Objective
Your task is to output all the records below, word for word.

## START Records provided

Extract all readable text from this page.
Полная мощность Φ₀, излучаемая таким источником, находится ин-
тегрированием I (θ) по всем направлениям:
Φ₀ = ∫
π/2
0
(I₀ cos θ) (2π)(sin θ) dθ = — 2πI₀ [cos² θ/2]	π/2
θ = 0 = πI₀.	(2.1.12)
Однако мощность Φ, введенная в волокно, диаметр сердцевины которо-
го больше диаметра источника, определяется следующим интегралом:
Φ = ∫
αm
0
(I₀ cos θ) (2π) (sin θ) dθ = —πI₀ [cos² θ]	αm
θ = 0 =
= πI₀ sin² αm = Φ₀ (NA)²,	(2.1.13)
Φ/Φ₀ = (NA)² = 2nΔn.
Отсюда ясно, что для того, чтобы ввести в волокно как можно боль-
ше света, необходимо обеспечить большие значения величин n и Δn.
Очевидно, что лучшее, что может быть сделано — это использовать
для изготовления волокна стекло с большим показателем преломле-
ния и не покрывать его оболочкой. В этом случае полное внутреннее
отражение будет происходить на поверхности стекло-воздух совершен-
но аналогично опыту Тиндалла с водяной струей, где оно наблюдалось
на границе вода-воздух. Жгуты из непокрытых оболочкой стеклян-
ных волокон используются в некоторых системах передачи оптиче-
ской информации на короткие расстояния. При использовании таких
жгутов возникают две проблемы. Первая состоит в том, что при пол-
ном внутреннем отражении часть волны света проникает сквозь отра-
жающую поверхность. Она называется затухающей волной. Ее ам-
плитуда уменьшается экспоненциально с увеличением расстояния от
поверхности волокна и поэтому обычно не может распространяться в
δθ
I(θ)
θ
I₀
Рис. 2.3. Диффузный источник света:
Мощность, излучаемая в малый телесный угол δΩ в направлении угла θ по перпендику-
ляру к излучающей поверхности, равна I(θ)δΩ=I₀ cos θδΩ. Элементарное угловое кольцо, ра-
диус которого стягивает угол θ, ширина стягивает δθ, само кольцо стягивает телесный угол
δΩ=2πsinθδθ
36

## END Records provided

Task output
Extract all readable text from this page.
Полная мощность Φ₀, излучаемая таким источником, находится ин-
тегрированием I (θ) по всем направлениям:
Φ₀ = ∫
π/2
0
(I₀ cos θ) (2π)(sin θ) dθ = — 2πI₀ [cos² θ/2]	π/2
θ = 0 = πI₀.	(2.1.12)
Однако мощность Φ, введенная в волокно, диаметр сердцевины которо-
го больше диаметра источника, определяется следующим интегралом:
Φ = ∫
αm
0
(I₀ cos θ) (2π) (sin θ) dθ = —πI₀ [cos² θ]	αm
θ = 0 =
= πI₀ sin² αm = Φ₀ (NA)²,	(2.1.13)
Φ/Φ₀ = (NA)² = 2nΔn.
Отсюда ясно, что для того, чтобы ввести в волокно как можно боль-
ше света, необходимо обеспечить большие значения величин n и Δn.
Очевидно, что лучшее, что может быть сделано — это использовать
для изготовления волокна стекло с большим показателем преломле-
ния и не покрывать его оболочкой. В этом случае полное внутреннее
отражение будет происходить на поверхности стекло-воздух совершен-
но аналогично опыту Тиндалла с водяной струей, где оно наблюдалось
на границе вода-воздух. Жгуты из непокрытых оболочкой стеклян-
ных волокон используются в некоторых системах передачи оптиче-
ской информации на короткие расстояния. При использовании таких
жгутов возникают две проблемы. Первая состоит в том, что при пол-
ном внутреннем отражении часть волны света проникает сквозь отра-
жающую поверхность. Она называется затухающей волной. Ее ам-
плитуда уменьшается экспоненциально с увеличением расстояния от
поверхности волокна и поэтому обычно не может распространяться в
δθ
I(θ)
θ
I₀
Рис. 2.3. Диффузный источник света:
Мощность, излучаемая в малый телесный угол δΩ в направлении угла θ по перпендику-
ляру к излучающей поверхности, равна I(θ)δΩ=I₀ cos θδΩ. Элементарное угловое кольцо, ра-
диус которого стягивает угол θ, ширина стягивает δθ, само кольцо стягивает телесный угол
δΩ=2πsinθδθ
36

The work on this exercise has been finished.